(Records contained in a dataset)
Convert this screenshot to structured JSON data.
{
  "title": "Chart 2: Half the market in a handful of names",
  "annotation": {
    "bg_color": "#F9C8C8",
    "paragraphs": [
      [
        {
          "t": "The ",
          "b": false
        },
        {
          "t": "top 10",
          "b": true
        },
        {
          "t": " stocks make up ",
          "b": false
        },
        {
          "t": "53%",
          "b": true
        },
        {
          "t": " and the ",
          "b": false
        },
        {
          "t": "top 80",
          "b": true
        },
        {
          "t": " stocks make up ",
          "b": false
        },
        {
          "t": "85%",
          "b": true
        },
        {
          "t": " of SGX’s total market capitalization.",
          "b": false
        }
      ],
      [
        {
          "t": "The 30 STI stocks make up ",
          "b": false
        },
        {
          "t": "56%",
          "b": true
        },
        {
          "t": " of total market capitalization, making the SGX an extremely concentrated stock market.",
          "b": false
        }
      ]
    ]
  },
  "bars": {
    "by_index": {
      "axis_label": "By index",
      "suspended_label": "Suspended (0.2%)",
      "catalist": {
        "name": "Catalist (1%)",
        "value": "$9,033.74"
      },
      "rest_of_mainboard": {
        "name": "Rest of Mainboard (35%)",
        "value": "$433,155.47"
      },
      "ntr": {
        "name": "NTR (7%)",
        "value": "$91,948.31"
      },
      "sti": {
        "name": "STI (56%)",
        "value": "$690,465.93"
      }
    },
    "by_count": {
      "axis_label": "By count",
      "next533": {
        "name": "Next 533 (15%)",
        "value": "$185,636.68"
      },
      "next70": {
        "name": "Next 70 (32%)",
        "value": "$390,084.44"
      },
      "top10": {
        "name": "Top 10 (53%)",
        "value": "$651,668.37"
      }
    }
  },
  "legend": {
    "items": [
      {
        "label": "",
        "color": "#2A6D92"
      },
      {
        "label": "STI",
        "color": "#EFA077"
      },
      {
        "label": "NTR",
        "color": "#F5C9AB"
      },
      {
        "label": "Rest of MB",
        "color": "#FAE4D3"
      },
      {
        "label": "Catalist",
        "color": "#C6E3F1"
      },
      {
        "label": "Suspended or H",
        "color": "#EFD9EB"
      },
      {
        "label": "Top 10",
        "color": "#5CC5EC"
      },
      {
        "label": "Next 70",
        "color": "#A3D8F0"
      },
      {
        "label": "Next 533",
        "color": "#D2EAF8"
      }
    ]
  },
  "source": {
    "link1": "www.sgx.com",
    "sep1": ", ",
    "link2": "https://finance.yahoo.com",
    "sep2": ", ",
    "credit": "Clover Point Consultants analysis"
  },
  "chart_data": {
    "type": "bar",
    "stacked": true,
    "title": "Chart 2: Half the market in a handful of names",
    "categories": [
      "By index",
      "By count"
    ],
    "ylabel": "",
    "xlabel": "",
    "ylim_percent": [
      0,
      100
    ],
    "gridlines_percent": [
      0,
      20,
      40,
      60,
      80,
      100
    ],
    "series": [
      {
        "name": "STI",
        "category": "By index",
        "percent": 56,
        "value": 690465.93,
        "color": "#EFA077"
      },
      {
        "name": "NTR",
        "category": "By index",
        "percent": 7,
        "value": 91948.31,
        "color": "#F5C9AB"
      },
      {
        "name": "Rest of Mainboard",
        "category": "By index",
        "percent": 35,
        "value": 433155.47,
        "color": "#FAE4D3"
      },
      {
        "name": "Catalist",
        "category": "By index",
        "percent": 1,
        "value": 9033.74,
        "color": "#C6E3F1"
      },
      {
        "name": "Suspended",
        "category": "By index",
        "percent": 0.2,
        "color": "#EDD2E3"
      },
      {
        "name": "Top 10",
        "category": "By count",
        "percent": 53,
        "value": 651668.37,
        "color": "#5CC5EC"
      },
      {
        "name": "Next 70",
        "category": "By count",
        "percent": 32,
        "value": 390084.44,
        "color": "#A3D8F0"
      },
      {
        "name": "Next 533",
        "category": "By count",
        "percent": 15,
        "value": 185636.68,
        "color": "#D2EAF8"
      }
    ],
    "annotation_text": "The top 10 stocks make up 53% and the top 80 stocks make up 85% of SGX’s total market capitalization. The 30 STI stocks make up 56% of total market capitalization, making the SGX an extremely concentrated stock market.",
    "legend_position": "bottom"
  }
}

__The request__
Output the entries verbatim.

__Output of the exercise__
Convert this screenshot to structured JSON data.
{
  "title": "Chart 2: Half the market in a handful of names",
  "annotation": {
    "bg_color": "#F9C8C8",
    "paragraphs": [
      [
        {
          "t": "The ",
          "b": false
        },
        {
          "t": "top 10",
          "b": true
        },
        {
          "t": " stocks make up ",
          "b": false
        },
        {
          "t": "53%",
          "b": true
        },
        {
          "t": " and the ",
          "b": false
        },
        {
          "t": "top 80",
          "b": true
        },
        {
          "t": " stocks make up ",
          "b": false
        },
        {
          "t": "85%",
          "b": true
        },
        {
          "t": " of SGX’s total market capitalization.",
          "b": false
        }
      ],
      [
        {
          "t": "The 30 STI stocks make up ",
          "b": false
        },
        {
          "t": "56%",
          "b": true
        },
        {
          "t": " of total market capitalization, making the SGX an extremely concentrated stock market.",
          "b": false
        }
      ]
    ]
  },
  "bars": {
    "by_index": {
      "axis_label": "By index",
      "suspended_label": "Suspended (0.2%)",
      "catalist": {
        "name": "Catalist (1%)",
        "value": "$9,033.74"
      },
      "rest_of_mainboard": {
        "name": "Rest of Mainboard (35%)",
        "value": "$433,155.47"
      },
      "ntr": {
        "name": "NTR (7%)",
        "value": "$91,948.31"
      },
      "sti": {
        "name": "STI (56%)",
        "value": "$690,465.93"
      }
    },
    "by_count": {
      "axis_label": "By count",
      "next533": {
        "name": "Next 533 (15%)",
        "value": "$185,636.68"
      },
      "next70": {
        "name": "Next 70 (32%)",
        "value": "$390,084.44"
      },
      "top10": {
        "name": "Top 10 (53%)",
        "value": "$651,668.37"
      }
    }
  },
  "legend": {
    "items": [
      {
        "label": "",
        "color": "#2A6D92"
      },
      {
        "label": "STI",
        "color": "#EFA077"
      },
      {
        "label": "NTR",
        "color": "#F5C9AB"
      },
      {
        "label": "Rest of MB",
        "color": "#FAE4D3"
      },
      {
        "label": "Catalist",
        "color": "#C6E3F1"
      },
      {
        "label": "Suspended or H",
        "color": "#EFD9EB"
      },
      {
        "label": "Top 10",
        "color": "#5CC5EC"
      },
      {
        "label": "Next 70",
        "color": "#A3D8F0"
      },
      {
        "label": "Next 533",
        "color": "#D2EAF8"
      }
    ]
  },
  "source": {
    "link1": "www.sgx.com",
    "sep1": ", ",
    "link2": "https://finance.yahoo.com",
    "sep2": ", ",
    "credit": "Clover Point Consultants analysis"
  },
  "chart_data": {
    "type": "bar",
    "stacked": true,
    "title": "Chart 2: Half the market in a handful of names",
    "categories": [
      "By index",
      "By count"
    ],
    "ylabel": "",
    "xlabel": "",
    "ylim_percent": [
      0,
      100
    ],
    "gridlines_percent": [
      0,
      20,
      40,
      60,
      80,
      100
    ],
    "series": [
      {
        "name": "STI",
        "category": "By index",
        "percent": 56,
        "value": 690465.93,
        "color": "#EFA077"
      },
      {
        "name": "NTR",
        "category": "By index",
        "percent": 7,
        "value": 91948.31,
        "color": "#F5C9AB"
      },
      {
        "name": "Rest of Mainboard",
        "category": "By index",
        "percent": 35,
        "value": 433155.47,
        "color": "#FAE4D3"
      },
      {
        "name": "Catalist",
        "category": "By index",
        "percent": 1,
        "value": 9033.74,
        "color": "#C6E3F1"
      },
      {
        "name": "Suspended",
        "category": "By index",
        "percent": 0.2,
        "color": "#EDD2E3"
      },
      {
        "name": "Top 10",
        "category": "By count",
        "percent": 53,
        "value": 651668.37,
        "color": "#5CC5EC"
      },
      {
        "name": "Next 70",
        "category": "By count",
        "percent": 32,
        "value": 390084.44,
        "color": "#A3D8F0"
      },
      {
        "name": "Next 533",
        "category": "By count",
        "percent": 15,
        "value": 185636.68,
        "color": "#D2EAF8"
      }
    ],
    "annotation_text": "The top 10 stocks make up 53% and the top 80 stocks make up 85% of SGX’s total market capitalization. The 30 STI stocks make up 56% of total market capitalization, making the SGX an extremely concentrated stock market.",
    "legend_position": "bottom"
  }
}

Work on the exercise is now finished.